[Start of DOCUMENT]

In the Shadow of Ed Ruscha

by Russet Lederman


As a photobook collector with a specific focus on postwar Japanese and European photography and books, it may seem strange that Ed Ruscha’s books would be prominent on my radar. Not true. A few years ago I had an exchange with a graduate student that incited my interest in how two Ruscha books, Twentysix Gasoline Stations (1963) and Every Building on the Sunset Strip (1966), have what I call a “backwards” impact on earlier books that contain photographs. I hesitate to call some of these earlier books “photobooks” because in several cases they were never conceived as such, and it is only now that we refer to them using more lofty terminology. Originally, they were simply visual documents collected in an album format.

Since their release, there has been much scholarship on the impact of Ruscha’s democratically produced offset books of “artless” snapshots on his peers and successive generations of artists and photographers who makes books, but less talk about how his books from the 1960s and ‘70s have reshaped our perception of several books that preceded his. Recently, the uptown Gagosian Gallery held an exhibition called Books & Company, inspired by Ed Ruscha’s books and held in conjunction with the release of Various Small Books: Referencing Various Small Books by Ed Ruscha, a 2013 publication edited by Jeff Brouws, Wendy Burton and Hermann Zschiegner. Both the show and the book reinforce the cult-like status of Ruscha’s books and how they have influenced innumerable parodies, clones and riffs on his conceptual approach of setting up distinct parameters for photographic content. Examples in both the book and the show included: Jonathan Monk’s None of the Buildings on Sunset Strip (2002); Stan Douglas’ Every Building on 100 West Hastings (2003); Tom Sowden’s Some of the Buildings on the Sunset Strip (2008); Jeff Brouws’ Twentysix Abandoned Gasoline Stations (1992); and Gabriel Lester’s Sixtytwo Gasoline Stations (2007). Ruscha’s legacy of anti-photography photobooks is well established – but it’s not my focus.

My interest is in his backwards influence was stimulated four years ago by a graduate student whose class visited my home for a presentation on postwar Japanese photobooks. My husband and I showed her and her classmates a Japanese accordion book from 1954 composed of a photographic panorama by Yoshikazu Suzuki of every building on Ginza 8-chome, which is part of a two-volume set called Ginza Kaiwai / Ginza Haccho, and which has a strong visual connection to Ruscha’s Every Building on the Sunset Strip. The student brazenly said, “The only reason we are discussing and considering this postwar Japanese book is because of its association with Ed Ruscha’s work.” I should repeat that Ruscha’s book was published in 1966, several years after the Japanese book in question.

I have to admit that I was taken aback by her comment. It compelled me to consider how Suzuki’s Ginza Haccho, which presents two parallel photographic strips on either side of the well-known Ginza shopping street with captions underneath noting business names, had been reframed by an artist’s book that had been published twelve years afterwards. Of course the question arises as to whether Ruscha knew of or was influenced by Ginza Haccho. He has remained silent on the topic. And honestly, I don’t think it matters much. What does matter is our perception of the earlier book. What was once an ignored volume that documented a neighborhood, in a set with another book that included woodblock reproductions by Hiroshige and text by Shohachi Kimura, has become a sought-after collectible demanding high prices. I might have to agree with that precocious student who stated that Ginza Haccho would never have seen such acclaim if not for Ruscha’s Every Building on the Sunset Strip.

[End of DOCUMENT]

### REQUIREMENT 1
Edit the essay on Ed Ruscha by reproducing the passage that begins with "My interest is" and ends after "book in question.", replacing "accordion book" with "folding book".

[Start of INFORMATION SHOWN]

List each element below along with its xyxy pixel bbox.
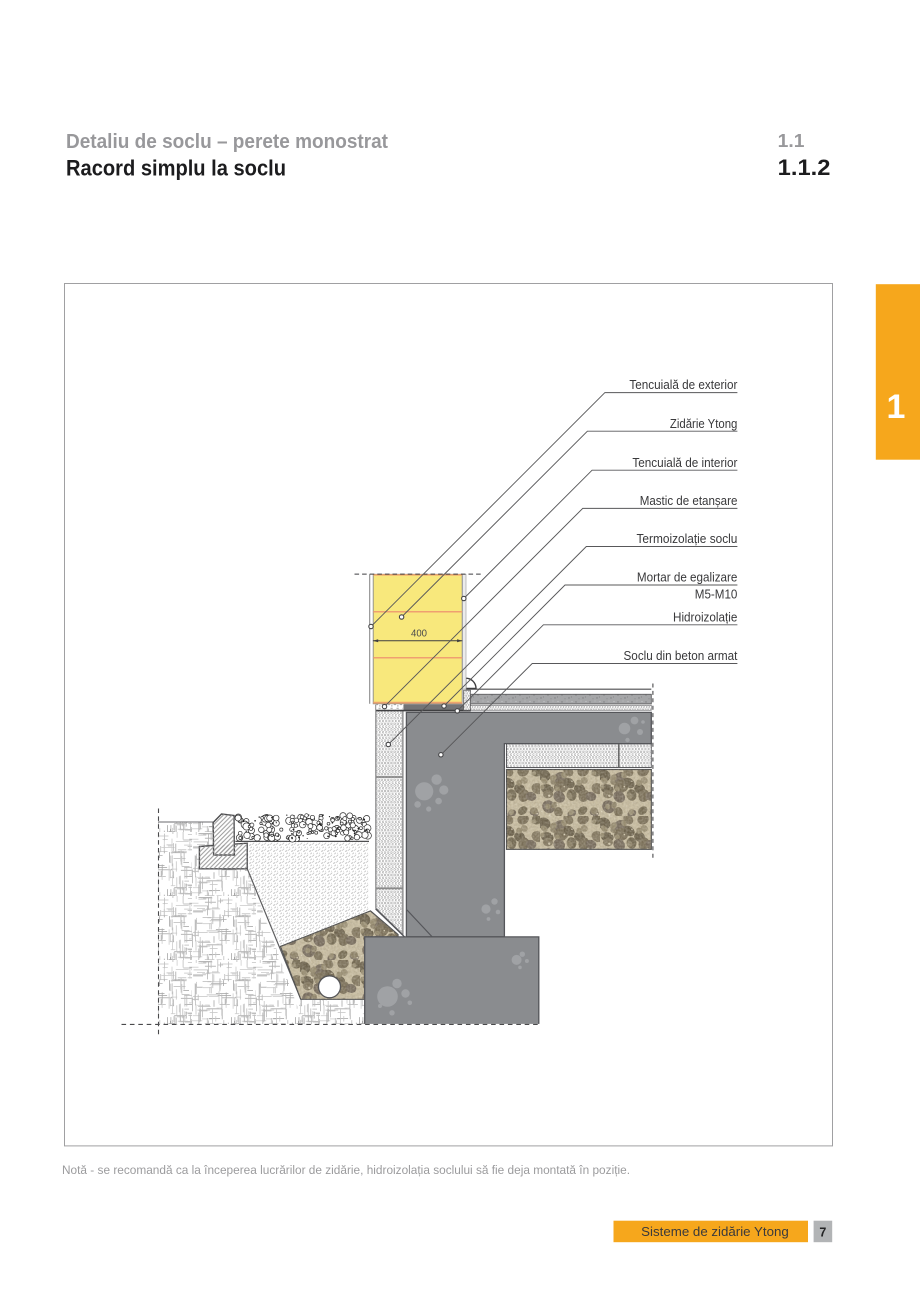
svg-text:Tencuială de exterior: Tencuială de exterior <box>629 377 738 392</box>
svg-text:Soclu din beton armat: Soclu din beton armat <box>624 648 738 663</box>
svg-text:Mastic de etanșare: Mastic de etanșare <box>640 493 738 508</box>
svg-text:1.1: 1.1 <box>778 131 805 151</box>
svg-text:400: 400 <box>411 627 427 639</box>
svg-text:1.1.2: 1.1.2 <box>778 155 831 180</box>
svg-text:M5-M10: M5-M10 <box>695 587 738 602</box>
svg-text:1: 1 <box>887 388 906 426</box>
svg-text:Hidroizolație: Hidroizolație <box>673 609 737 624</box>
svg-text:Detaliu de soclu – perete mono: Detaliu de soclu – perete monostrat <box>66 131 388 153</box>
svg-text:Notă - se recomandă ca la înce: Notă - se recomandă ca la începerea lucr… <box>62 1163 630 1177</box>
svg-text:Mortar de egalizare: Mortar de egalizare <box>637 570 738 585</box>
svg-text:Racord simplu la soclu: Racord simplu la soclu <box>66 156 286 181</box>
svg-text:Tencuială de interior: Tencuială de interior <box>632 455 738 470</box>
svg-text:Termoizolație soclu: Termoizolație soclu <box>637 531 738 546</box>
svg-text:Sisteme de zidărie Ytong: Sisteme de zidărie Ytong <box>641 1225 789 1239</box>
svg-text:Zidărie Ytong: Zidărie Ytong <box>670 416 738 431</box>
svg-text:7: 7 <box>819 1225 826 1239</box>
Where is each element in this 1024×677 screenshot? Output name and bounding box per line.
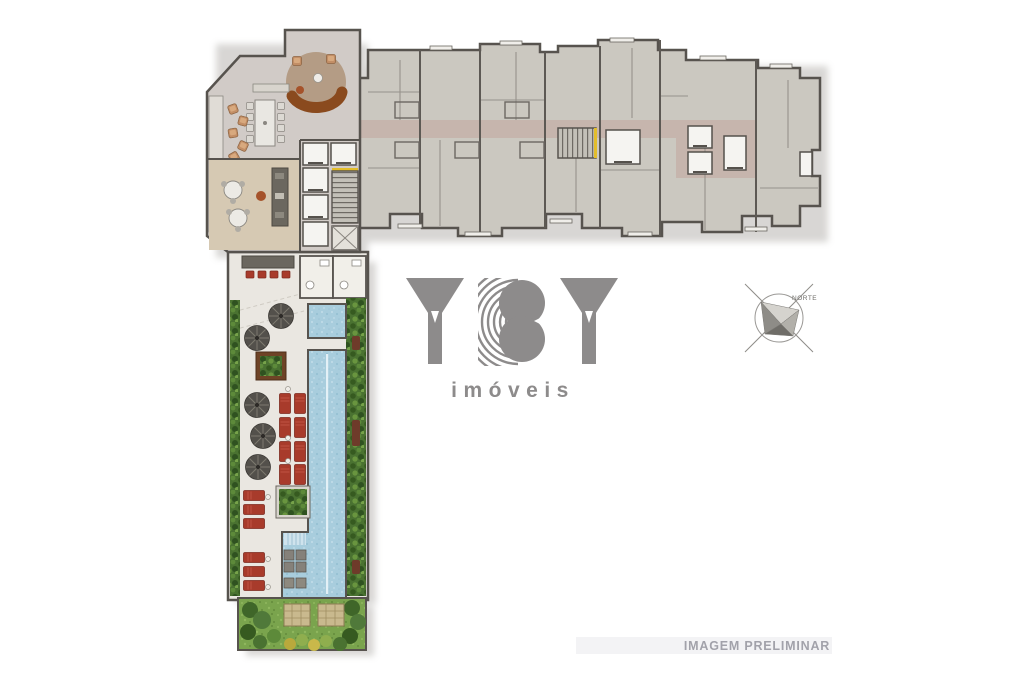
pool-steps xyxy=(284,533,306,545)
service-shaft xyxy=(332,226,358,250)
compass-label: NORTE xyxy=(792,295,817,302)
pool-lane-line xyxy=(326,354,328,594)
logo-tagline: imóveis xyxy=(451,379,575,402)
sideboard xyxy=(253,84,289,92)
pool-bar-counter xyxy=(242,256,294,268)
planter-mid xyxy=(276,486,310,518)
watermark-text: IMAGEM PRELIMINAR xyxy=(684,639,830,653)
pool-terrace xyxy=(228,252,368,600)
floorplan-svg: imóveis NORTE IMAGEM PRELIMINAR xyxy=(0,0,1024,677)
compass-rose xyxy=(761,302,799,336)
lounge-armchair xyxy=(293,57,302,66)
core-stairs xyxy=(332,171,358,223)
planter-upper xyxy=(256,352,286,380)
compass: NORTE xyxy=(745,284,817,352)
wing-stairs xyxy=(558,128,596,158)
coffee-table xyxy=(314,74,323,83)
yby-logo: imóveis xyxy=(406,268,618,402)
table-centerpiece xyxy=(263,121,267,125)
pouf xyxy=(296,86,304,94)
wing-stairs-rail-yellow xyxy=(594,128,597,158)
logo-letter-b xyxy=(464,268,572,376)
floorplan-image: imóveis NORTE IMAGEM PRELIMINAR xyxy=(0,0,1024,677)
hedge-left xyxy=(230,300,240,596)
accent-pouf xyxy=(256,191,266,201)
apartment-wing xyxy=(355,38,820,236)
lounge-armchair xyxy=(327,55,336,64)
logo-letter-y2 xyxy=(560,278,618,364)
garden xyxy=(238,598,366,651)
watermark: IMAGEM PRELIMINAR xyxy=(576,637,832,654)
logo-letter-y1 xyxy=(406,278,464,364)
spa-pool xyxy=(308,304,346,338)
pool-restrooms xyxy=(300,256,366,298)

[End of INFORMATION SHOWN]

### REQUIREMENT 2
Copy the rows exactly as they appear, starting at the row that contains "svg-text:Tencuială de exterior: Tencuială" and ending after the row that contains "svg-text:Detaliu de soclu". Include both of those rows.

### CORRECT RESPONSE 1
My interest is in his backwards influence was stimulated four years ago by a graduate student whose class visited my home for a presentation on postwar Japanese photobooks. My husband and I showed her and her classmates a Japanese folding book from 1954 composed of a photographic panorama by Yoshikazu Suzuki of every building on Ginza 8-chome, which is part of a two-volume set called Ginza Kaiwai / Ginza Haccho, and which has a strong visual connection to Ruscha’s Every Building on the Sunset Strip. The student brazenly said, “The only reason we are discussing and considering this postwar Japanese book is because of its association with Ed Ruscha’s work.” I should repeat that Ruscha’s book was published in 1966, several years after the Japanese book in question.

### CORRECT RESPONSE 2
svg-text:Tencuială de exterior: Tencuială de exterior <box>629 377 738 392</box>
svg-text:Soclu din beton armat: Soclu din beton armat <box>624 648 738 663</box>
svg-text:Mastic de etanșare: Mastic de etanșare <box>640 493 738 508</box>
svg-text:1.1: 1.1 <box>778 131 805 151</box>
svg-text:400: 400 <box>411 627 427 639</box>
svg-text:1.1.2: 1.1.2 <box>778 155 831 180</box>
svg-text:M5-M10: M5-M10 <box>695 587 738 602</box>
svg-text:1: 1 <box>887 388 906 426</box>
svg-text:Hidroizolație: Hidroizolație <box>673 609 737 624</box>
svg-text:Detaliu de soclu – perete mono: Detaliu de soclu – perete monostrat <box>66 131 388 153</box>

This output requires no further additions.